- TEXT SECTION:
-*-
A community garden brings people together
Residents find a feeling of neighborliness as they tend to communal vegetable plots.
Kyle Green/AP/The Roanoke Times
ROANOKE, Va.
The boy rode up on a wobbly girls 10-speed bike.
He dragged along a hose to water his garden, a pair of raised beds neatly bordered with stones and filled with beans, tomatoes and leafy greens, and opened the nozzle up to a heavy mist.
Ezekiel Shemezimana is 17, a refugee from Burundi, and he tends this plot to help feed himself and his parents.
"In my country, if you don't have garden, you die," he said.
A few yards away, Erin Pope plucked black plum tomatoes from her garden. The vegetarian and her boyfriend wanted to raise their own food and save money.
"It's our first time," she said. "I think it's a good first time."
The stories that go with the plots in the Southeast Community Garden are as diverse as the crops. With 26 plots, the garden tucked into one of Roanoke's older, working-class neighborhoods has quickly become the flagship of the area's fledgling community garden movement.
Organizers say it's done more than provide food.
The simple act of tilling a vacant lot and inviting neighbors to farm a piece of it has become the seed of fellowship and broader neighborhood involvement.
"It has bound the neighborhood," said Mark Powell, director of the Roanoke Community Garden Association, the nonprofit that operates the garden.
"People that didn't know one another are now meeting one another," said Laura Padgett, president of the Southeast Action Forum. It's been such a success, the garden association recently won a grant of up to $36,000 to build an even bigger garden in the Hurt Park neighborhood.
-*-
(Layout region records)

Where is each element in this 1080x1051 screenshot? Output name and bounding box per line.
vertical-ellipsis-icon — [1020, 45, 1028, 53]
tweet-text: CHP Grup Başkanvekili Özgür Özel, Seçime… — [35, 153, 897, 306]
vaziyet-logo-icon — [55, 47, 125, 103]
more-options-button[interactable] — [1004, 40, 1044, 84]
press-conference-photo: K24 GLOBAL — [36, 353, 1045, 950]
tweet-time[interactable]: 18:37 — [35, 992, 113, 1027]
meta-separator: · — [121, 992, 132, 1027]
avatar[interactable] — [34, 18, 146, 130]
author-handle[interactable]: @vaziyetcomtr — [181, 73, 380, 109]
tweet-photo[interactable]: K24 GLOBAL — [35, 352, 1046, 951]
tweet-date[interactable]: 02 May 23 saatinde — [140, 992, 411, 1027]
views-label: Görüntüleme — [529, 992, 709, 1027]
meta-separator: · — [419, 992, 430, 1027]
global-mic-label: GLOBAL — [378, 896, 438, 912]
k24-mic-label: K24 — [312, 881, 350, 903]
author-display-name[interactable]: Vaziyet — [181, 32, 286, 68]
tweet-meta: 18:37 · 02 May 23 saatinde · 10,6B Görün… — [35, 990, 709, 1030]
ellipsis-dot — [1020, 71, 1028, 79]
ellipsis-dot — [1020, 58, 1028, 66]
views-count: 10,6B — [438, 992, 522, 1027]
-*-
- JOB:
Reproduce the article on the Roanoke community garden word for word, starting at the words "The simple act" and ending after the words "Hurt Park neighborhood.". Rely only on the text about the community garden.

- FULL SOLUTION:
The simple act of tilling a vacant lot and inviting neighbors to farm a piece of it has become the seed of fellowship and broader neighborhood involvement.
"It has bound the neighborhood," said Mark Powell, director of the Roanoke Community Garden Association, the nonprofit that operates the garden.
"People that didn't know one another are now meeting one another," said Laura Padgett, president of the Southeast Action Forum. It's been such a success, the garden association recently won a grant of up to $36,000 to build an even bigger garden in the Hurt Park neighborhood.